• Set exercise
Copy the stretch of the records from the start through the line containing "[735, 104, 886, 128]", substituting "set-line" for "set-row" and leaving everything else unchanged.

• Given entries
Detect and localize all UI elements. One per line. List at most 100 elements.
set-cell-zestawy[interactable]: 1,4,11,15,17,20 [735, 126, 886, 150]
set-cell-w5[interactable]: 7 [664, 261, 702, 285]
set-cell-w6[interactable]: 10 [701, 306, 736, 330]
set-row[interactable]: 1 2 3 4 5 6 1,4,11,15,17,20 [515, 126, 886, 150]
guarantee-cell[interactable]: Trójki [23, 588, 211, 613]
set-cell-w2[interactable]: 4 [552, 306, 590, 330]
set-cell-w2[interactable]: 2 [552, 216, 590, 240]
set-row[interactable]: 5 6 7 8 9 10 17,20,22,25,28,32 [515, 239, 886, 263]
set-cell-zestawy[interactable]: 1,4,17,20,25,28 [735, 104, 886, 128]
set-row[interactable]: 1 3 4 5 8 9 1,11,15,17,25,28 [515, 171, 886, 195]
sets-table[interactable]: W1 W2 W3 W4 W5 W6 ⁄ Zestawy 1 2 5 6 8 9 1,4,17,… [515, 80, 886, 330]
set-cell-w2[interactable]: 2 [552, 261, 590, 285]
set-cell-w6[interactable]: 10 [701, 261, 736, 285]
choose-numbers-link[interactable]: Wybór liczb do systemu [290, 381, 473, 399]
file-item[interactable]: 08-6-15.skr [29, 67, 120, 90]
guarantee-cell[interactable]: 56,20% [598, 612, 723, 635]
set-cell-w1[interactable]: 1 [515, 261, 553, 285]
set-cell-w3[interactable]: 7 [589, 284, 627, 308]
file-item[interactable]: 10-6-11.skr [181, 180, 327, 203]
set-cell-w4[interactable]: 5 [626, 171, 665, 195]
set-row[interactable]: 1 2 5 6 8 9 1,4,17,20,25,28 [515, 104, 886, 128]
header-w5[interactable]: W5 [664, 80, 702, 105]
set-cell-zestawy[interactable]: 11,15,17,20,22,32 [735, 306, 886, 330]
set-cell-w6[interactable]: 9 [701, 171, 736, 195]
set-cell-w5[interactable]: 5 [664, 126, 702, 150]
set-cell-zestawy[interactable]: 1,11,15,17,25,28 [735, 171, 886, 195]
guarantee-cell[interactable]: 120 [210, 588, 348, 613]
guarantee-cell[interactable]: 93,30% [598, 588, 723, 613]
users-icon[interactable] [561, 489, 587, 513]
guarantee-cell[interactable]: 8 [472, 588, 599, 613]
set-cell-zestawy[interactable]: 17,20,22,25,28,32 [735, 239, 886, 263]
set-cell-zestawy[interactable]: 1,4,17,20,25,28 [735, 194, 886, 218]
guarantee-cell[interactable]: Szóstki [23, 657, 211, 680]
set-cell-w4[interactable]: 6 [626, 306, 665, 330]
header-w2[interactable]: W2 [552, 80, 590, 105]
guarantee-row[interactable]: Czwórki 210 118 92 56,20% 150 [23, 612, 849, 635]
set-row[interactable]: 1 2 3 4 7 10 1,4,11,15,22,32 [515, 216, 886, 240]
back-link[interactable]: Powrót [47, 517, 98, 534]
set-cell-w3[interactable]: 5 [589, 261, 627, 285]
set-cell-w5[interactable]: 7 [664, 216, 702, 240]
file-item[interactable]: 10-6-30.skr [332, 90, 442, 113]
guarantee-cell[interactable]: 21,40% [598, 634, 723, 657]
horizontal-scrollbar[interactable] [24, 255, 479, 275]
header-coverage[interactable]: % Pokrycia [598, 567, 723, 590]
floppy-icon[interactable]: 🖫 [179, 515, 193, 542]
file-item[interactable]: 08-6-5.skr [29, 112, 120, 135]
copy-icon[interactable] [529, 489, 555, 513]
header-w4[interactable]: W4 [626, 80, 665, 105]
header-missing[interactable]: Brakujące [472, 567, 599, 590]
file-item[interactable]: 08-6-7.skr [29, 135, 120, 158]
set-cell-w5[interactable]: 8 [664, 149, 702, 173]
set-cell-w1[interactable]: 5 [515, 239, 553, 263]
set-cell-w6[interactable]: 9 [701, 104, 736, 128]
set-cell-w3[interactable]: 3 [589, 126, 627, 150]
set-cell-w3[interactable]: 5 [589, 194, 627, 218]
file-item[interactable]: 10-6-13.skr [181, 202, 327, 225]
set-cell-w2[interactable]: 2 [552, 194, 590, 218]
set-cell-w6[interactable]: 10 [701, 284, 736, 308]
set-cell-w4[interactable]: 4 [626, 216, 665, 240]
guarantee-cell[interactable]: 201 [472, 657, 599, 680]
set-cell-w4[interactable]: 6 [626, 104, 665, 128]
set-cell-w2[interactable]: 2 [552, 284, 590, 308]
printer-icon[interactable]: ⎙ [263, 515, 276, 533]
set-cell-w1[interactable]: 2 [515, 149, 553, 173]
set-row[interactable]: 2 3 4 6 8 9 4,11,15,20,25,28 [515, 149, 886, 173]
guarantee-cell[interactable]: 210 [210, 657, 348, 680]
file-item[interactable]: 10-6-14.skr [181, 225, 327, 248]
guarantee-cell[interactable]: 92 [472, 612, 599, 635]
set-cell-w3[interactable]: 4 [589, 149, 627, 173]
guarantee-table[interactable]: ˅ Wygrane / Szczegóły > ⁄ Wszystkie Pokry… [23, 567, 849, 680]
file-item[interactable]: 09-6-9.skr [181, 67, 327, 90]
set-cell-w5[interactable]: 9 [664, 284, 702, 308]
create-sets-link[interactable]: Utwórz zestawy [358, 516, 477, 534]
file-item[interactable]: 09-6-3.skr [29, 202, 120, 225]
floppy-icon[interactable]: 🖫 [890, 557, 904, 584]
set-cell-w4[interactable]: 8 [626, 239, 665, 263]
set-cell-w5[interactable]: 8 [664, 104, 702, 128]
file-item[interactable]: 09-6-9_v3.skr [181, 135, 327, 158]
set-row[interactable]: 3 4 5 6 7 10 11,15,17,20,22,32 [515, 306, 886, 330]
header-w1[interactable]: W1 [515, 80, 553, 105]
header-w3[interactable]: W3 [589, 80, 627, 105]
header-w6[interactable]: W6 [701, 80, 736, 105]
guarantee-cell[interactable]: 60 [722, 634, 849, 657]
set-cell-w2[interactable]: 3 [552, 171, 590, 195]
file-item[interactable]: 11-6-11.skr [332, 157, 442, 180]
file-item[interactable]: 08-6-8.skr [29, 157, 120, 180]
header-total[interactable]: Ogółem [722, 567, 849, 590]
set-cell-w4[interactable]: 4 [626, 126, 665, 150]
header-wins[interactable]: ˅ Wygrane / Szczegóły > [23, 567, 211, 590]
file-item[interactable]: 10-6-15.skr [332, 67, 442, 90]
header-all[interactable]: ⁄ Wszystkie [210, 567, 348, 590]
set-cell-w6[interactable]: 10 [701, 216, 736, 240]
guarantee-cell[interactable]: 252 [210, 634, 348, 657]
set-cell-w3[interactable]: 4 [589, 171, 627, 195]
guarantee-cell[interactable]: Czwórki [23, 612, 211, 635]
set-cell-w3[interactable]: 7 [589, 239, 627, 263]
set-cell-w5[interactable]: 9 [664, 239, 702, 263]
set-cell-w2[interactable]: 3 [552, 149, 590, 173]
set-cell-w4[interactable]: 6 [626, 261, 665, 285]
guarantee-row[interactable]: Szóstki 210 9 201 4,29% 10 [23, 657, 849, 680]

• Task output
Detect and localize all UI elements. One per line. List at most 100 elements.
set-cell-zestawy[interactable]: 1,4,11,15,17,20 [735, 126, 886, 150]
set-cell-w5[interactable]: 7 [664, 261, 702, 285]
set-cell-w6[interactable]: 10 [701, 306, 736, 330]
set-line[interactable]: 1 2 3 4 5 6 1,4,11,15,17,20 [515, 126, 886, 150]
guarantee-cell[interactable]: Trójki [23, 588, 211, 613]
set-cell-w2[interactable]: 4 [552, 306, 590, 330]
set-cell-w2[interactable]: 2 [552, 216, 590, 240]
set-line[interactable]: 5 6 7 8 9 10 17,20,22,25,28,32 [515, 239, 886, 263]
set-cell-zestawy[interactable]: 1,4,17,20,25,28 [735, 104, 886, 128]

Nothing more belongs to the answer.